**RECORDS FOR THIS TASK**
=======

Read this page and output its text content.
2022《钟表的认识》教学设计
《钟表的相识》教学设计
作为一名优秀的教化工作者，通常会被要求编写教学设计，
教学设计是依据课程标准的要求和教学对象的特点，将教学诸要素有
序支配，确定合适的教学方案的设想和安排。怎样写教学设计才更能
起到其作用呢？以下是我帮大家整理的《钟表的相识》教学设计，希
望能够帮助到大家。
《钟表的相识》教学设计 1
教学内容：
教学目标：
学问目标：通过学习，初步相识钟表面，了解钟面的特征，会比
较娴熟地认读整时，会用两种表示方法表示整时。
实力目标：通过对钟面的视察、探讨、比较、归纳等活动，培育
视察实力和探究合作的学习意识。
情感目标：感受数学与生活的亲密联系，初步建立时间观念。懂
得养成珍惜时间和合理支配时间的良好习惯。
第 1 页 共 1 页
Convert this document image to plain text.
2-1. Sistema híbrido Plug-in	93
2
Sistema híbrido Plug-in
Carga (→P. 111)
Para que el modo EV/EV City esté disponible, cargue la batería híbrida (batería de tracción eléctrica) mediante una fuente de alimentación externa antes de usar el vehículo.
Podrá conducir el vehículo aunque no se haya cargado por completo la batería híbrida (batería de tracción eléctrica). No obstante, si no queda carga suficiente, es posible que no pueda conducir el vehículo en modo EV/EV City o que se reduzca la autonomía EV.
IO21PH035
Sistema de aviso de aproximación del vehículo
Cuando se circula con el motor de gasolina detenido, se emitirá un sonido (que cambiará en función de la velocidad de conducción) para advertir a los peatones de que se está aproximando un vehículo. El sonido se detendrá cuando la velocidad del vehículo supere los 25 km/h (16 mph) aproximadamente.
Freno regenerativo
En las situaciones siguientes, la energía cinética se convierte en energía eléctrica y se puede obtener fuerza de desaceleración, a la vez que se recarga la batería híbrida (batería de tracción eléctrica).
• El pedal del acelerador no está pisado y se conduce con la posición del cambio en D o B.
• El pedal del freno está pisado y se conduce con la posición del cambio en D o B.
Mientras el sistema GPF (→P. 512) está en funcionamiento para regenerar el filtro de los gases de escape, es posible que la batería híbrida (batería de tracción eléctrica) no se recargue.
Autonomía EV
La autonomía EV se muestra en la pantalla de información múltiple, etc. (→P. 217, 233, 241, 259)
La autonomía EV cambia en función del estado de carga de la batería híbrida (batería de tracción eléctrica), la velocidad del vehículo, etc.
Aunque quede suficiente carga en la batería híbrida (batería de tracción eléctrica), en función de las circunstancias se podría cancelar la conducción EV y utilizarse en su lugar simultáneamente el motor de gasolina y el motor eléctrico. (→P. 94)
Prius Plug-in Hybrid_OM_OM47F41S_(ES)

=======

**TASK GOAL**
Check each line of the records for the string "pisado" and state how many lines contain it. Give only the number.

**EXPECTED ANSWER**
2